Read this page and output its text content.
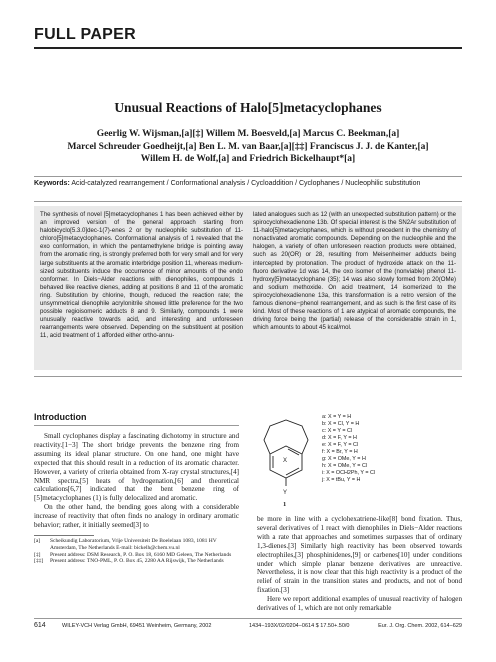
FULL PAPER
Unusual Reactions of Halo[5]metacyclophanes
Geerlig W. Wijsman,[a][‡] Willem M. Boesveld,[a] Marcus C. Beekman,[a]
Marcel Schreuder Goedheijt,[a] Ben L. M. van Baar,[a][‡‡] Franciscus J. J. de Kanter,[a]
Willem H. de Wolf,[a] and Friedrich Bickelhaupt*[a]
Keywords: Acid-catalyzed rearrangement / Conformational analysis / Cycloaddition / Cyclophanes / Nucleophilic substitution
The synthesis of novel [5]metacyclophanes 1 has been achieved either by an improved version of the general approach starting from halobicyclo[5.3.0]dec-1(7)-enes 2 or by nucleophilic substitution of 11-chloro[5]metacyclophanes. Conformational analysis of 1 revealed that the exo conformation, in which the pentamethylene bridge is pointing away from the aromatic ring, is strongly preferred both for very small and for very large substituents at the aromatic interbridge position 11, whereas medium-sized substituents induce the occurrence of minor amounts of the endo conformer. In Diels−Alder reactions with dienophiles, compounds 1 behaved like reactive dienes, adding at positions 8 and 11 of the aromatic ring. Substitution by chlorine, though, reduced the reaction rate; the unsymmetrical dienophile acrylonitrile showed little preference for the two possible regioisomeric adducts 8 and 9. Similarly, compounds 1 were unusually reactive towards acid, and interesting and unforeseen rearrangements were observed. Depending on the substituent at position 11, acid treatment of 1 afforded either ortho-annu-
lated analogues such as 12 (with an unexpected substitution pattern) or the spirocyclohexadienone 13b. Of special interest is the SN2Ar substitution of 11-halo[5]metacyclophanes, which is without precedent in the chemistry of nonactivated aromatic compounds. Depending on the nucleophile and the halogen, a variety of often unforeseen reaction products were obtained, such as 20(OR) or 28, resulting from Meisenheimer adducts being intercepted by protonation. The product of hydroxide attack on the 11-fluoro derivative 1d was 14, the oxo isomer of the (nonviable) phenol 11-hydroxy[5]metacyclophane (35); 14 was also slowly formed from 20(OMe) and sodium methoxide. On acid treatment, 14 isomerized to the spirocyclohexadienone 13a, this transformation is a retro version of the famous dienone−phenol rearrangement, and as such is the first case of its kind. Most of these reactions of 1 are atypical of aromatic compounds, the driving force being the (partial) release of the considerable strain in 1, which amounts to about 45 kcal/mol.
Introduction

Small cyclophanes display a fascinating dichotomy in structure and reactivity.[1−3] The short bridge prevents the benzene ring from assuming its ideal planar structure. On one hand, one might have expected that this should result in a reduction of its aromatic character. However, a variety of criteria obtained from X-ray crystal structures,[4] NMR spectra,[5] heats of hydrogenation,[6] and theoretical calculations[6,7] indicated that the bent benzene ring of [5]metacyclophanes (1) is fully delocalized and aromatic.

On the other hand, the bending goes along with a considerable increase of reactivity that often finds no analogy in ordinary aromatic behavior; rather, it initially seemed[3] to

[a] Scheikundig Laboratorium, Vrije Universiteit De Boelelaan 1083, 1081 HV Amsterdam, The Netherlands E-mail: bickelh@chem.vu.nl
[‡] Present address: DSM Research, P. O. Box 18, 6160 MD Geleen, The Netherlands
[‡‡] Present address: TNO-PML, P. O. Box 45, 2280 AA Rijswijk, The Netherlands
X
Y
1
a: X = Y = H
b: X = Cl, Y = H
c: X = Y = Cl
d: X = F, Y = H
e: X = F, Y = Cl
f: X = Br, Y = H
g: X = OMe, Y = H
h: X = OMe, Y = Cl
i: X = OCH2Ph, Y = Cl
j: X = tBu, Y = H

be more in line with a cyclohexatriene-like[8] bond fixation. Thus, several derivatives of 1 react with dienophiles in Diels−Alder reactions with a rate that approaches and sometimes surpasses that of ordinary 1,3-dienes.[3] Similarly high reactivity has been observed towards electrophiles,[3] phosphinidenes,[9] or carbenes[10] under conditions under which simple planar benzene derivatives are unreactive. Nevertheless, it is now clear that this high reactivity is a product of the relief of strain in the transition states and products, and not of bond fixation.[3]

Here we report additional examples of unusual reactivity of halogen derivatives of 1, which are not only remarkable

614	WILEY-VCH Verlag GmbH, 69451 Weinheim, Germany, 2002	1434−193X/02/0204−0614 $ 17.50+.50/0	Eur. J. Org. Chem. 2002, 614−629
----------
## What needs to be done
Your task is to return the entries above exactly, with no pictures.

## Exercise answer
Read this page and output its text content.
FULL PAPER
Unusual Reactions of Halo[5]metacyclophanes
Geerlig W. Wijsman,[a][‡] Willem M. Boesveld,[a] Marcus C. Beekman,[a]
Marcel Schreuder Goedheijt,[a] Ben L. M. van Baar,[a][‡‡] Franciscus J. J. de Kanter,[a]
Willem H. de Wolf,[a] and Friedrich Bickelhaupt*[a]
Keywords: Acid-catalyzed rearrangement / Conformational analysis / Cycloaddition / Cyclophanes / Nucleophilic substitution
The synthesis of novel [5]metacyclophanes 1 has been achieved either by an improved version of the general approach starting from halobicyclo[5.3.0]dec-1(7)-enes 2 or by nucleophilic substitution of 11-chloro[5]metacyclophanes. Conformational analysis of 1 revealed that the exo conformation, in which the pentamethylene bridge is pointing away from the aromatic ring, is strongly preferred both for very small and for very large substituents at the aromatic interbridge position 11, whereas medium-sized substituents induce the occurrence of minor amounts of the endo conformer. In Diels−Alder reactions with dienophiles, compounds 1 behaved like reactive dienes, adding at positions 8 and 11 of the aromatic ring. Substitution by chlorine, though, reduced the reaction rate; the unsymmetrical dienophile acrylonitrile showed little preference for the two possible regioisomeric adducts 8 and 9. Similarly, compounds 1 were unusually reactive towards acid, and interesting and unforeseen rearrangements were observed. Depending on the substituent at position 11, acid treatment of 1 afforded either ortho-annu-
lated analogues such as 12 (with an unexpected substitution pattern) or the spirocyclohexadienone 13b. Of special interest is the SN2Ar substitution of 11-halo[5]metacyclophanes, which is without precedent in the chemistry of nonactivated aromatic compounds. Depending on the nucleophile and the halogen, a variety of often unforeseen reaction products were obtained, such as 20(OR) or 28, resulting from Meisenheimer adducts being intercepted by protonation. The product of hydroxide attack on the 11-fluoro derivative 1d was 14, the oxo isomer of the (nonviable) phenol 11-hydroxy[5]metacyclophane (35); 14 was also slowly formed from 20(OMe) and sodium methoxide. On acid treatment, 14 isomerized to the spirocyclohexadienone 13a, this transformation is a retro version of the famous dienone−phenol rearrangement, and as such is the first case of its kind. Most of these reactions of 1 are atypical of aromatic compounds, the driving force being the (partial) release of the considerable strain in 1, which amounts to about 45 kcal/mol.
Introduction

Small cyclophanes display a fascinating dichotomy in structure and reactivity.[1−3] The short bridge prevents the benzene ring from assuming its ideal planar structure. On one hand, one might have expected that this should result in a reduction of its aromatic character. However, a variety of criteria obtained from X-ray crystal structures,[4] NMR spectra,[5] heats of hydrogenation,[6] and theoretical calculations[6,7] indicated that the bent benzene ring of [5]metacyclophanes (1) is fully delocalized and aromatic.

On the other hand, the bending goes along with a considerable increase of reactivity that often finds no analogy in ordinary aromatic behavior; rather, it initially seemed[3] to

[a] Scheikundig Laboratorium, Vrije Universiteit De Boelelaan 1083, 1081 HV Amsterdam, The Netherlands E-mail: bickelh@chem.vu.nl
[‡] Present address: DSM Research, P. O. Box 18, 6160 MD Geleen, The Netherlands
[‡‡] Present address: TNO-PML, P. O. Box 45, 2280 AA Rijswijk, The Netherlands
X
Y
1
a: X = Y = H
b: X = Cl, Y = H
c: X = Y = Cl
d: X = F, Y = H
e: X = F, Y = Cl
f: X = Br, Y = H
g: X = OMe, Y = H
h: X = OMe, Y = Cl
i: X = OCH2Ph, Y = Cl
j: X = tBu, Y = H

be more in line with a cyclohexatriene-like[8] bond fixation. Thus, several derivatives of 1 react with dienophiles in Diels−Alder reactions with a rate that approaches and sometimes surpasses that of ordinary 1,3-dienes.[3] Similarly high reactivity has been observed towards electrophiles,[3] phosphinidenes,[9] or carbenes[10] under conditions under which simple planar benzene derivatives are unreactive. Nevertheless, it is now clear that this high reactivity is a product of the relief of strain in the transition states and products, and not of bond fixation.[3]

Here we report additional examples of unusual reactivity of halogen derivatives of 1, which are not only remarkable

614	WILEY-VCH Verlag GmbH, 69451 Weinheim, Germany, 2002	1434−193X/02/0204−0614 $ 17.50+.50/0	Eur. J. Org. Chem. 2002, 614−629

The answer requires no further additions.